*What is expected*. Extract all lines from the data beneath that include the word "clothes".

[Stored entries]
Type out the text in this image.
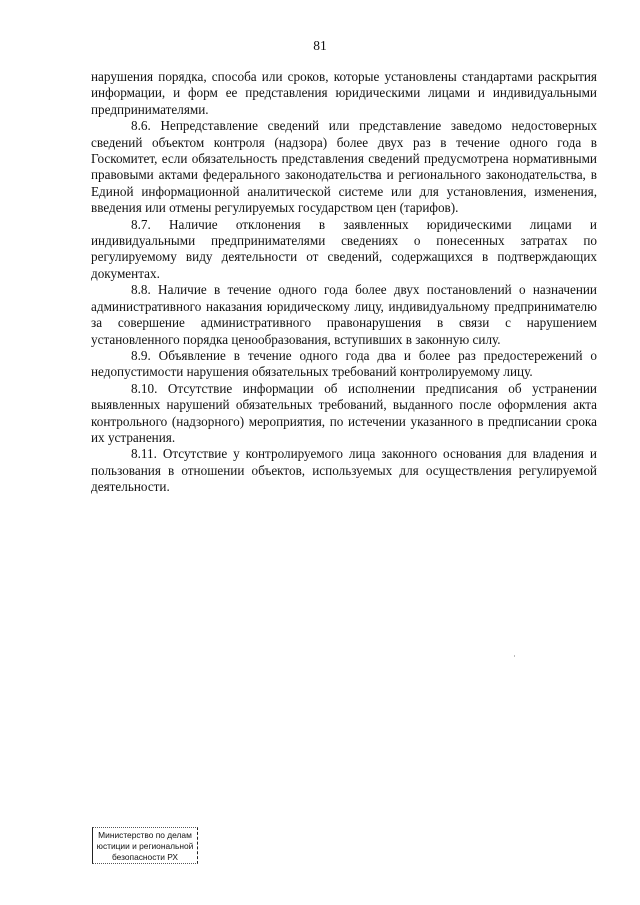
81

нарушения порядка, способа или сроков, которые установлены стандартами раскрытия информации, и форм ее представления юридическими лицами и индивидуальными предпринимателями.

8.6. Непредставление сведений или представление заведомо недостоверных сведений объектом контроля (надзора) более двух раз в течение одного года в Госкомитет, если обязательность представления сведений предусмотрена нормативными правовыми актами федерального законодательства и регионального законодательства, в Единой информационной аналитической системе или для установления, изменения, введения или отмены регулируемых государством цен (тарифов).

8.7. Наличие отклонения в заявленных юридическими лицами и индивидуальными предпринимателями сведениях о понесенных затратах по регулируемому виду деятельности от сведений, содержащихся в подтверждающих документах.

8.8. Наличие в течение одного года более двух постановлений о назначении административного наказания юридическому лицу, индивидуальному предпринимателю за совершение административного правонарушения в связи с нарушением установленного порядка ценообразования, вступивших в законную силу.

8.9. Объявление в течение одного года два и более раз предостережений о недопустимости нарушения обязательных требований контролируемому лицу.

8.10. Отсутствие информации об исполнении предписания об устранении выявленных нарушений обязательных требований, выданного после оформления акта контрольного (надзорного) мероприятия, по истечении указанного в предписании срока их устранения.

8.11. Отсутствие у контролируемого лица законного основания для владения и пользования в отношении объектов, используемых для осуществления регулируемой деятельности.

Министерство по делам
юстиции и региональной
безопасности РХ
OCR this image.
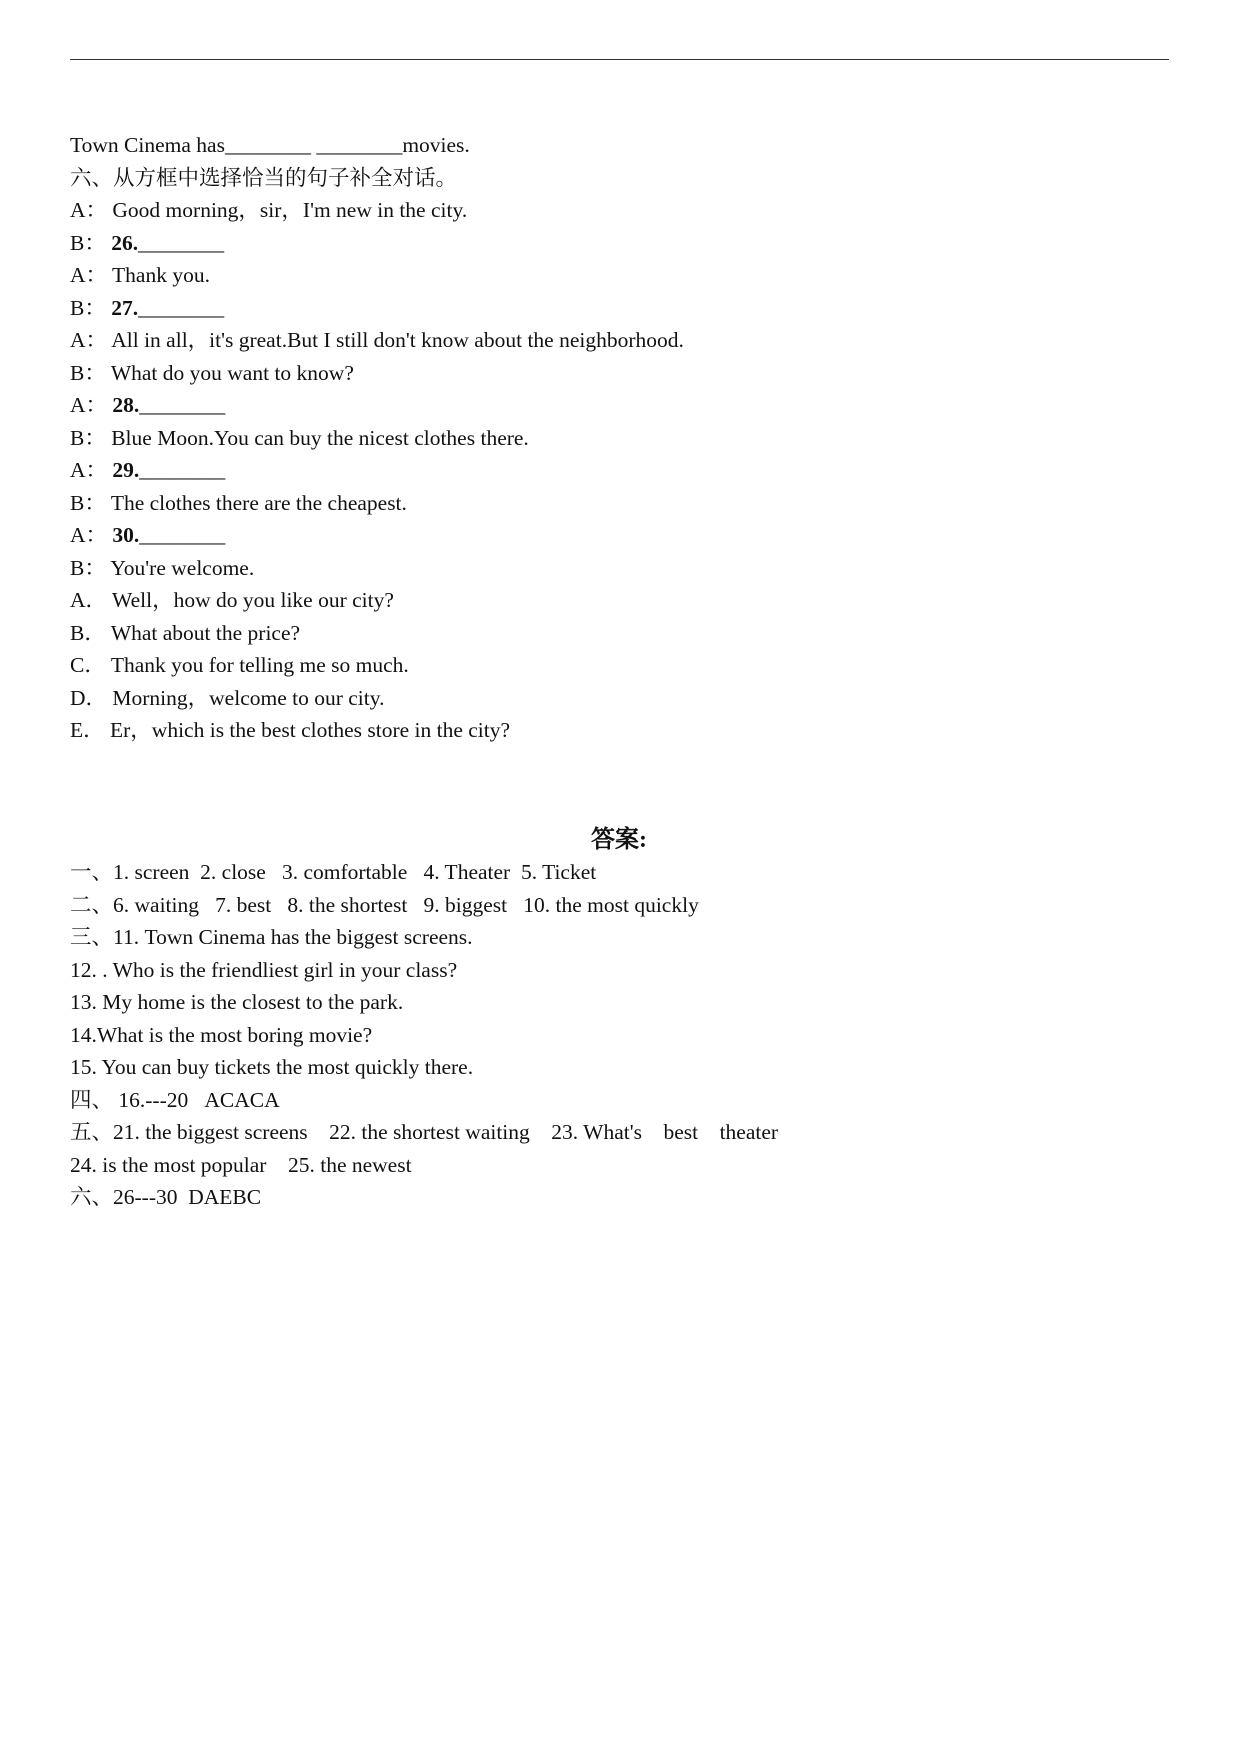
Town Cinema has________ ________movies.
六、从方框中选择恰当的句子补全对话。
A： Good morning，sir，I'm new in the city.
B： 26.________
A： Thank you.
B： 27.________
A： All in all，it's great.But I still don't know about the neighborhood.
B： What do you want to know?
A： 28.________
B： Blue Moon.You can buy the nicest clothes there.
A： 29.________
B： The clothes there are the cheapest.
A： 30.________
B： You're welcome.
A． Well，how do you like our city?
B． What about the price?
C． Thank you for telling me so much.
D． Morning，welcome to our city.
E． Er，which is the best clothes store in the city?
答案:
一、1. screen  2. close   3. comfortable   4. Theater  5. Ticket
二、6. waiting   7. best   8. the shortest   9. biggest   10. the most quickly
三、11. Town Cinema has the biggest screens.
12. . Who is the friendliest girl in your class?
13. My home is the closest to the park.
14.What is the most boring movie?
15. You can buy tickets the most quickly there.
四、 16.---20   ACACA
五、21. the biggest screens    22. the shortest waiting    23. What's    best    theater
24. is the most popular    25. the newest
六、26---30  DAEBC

*The reply*.
B： Blue Moon.You can buy the nicest clothes there.
B： The clothes there are the cheapest.
E． Er，which is the best clothes store in the city?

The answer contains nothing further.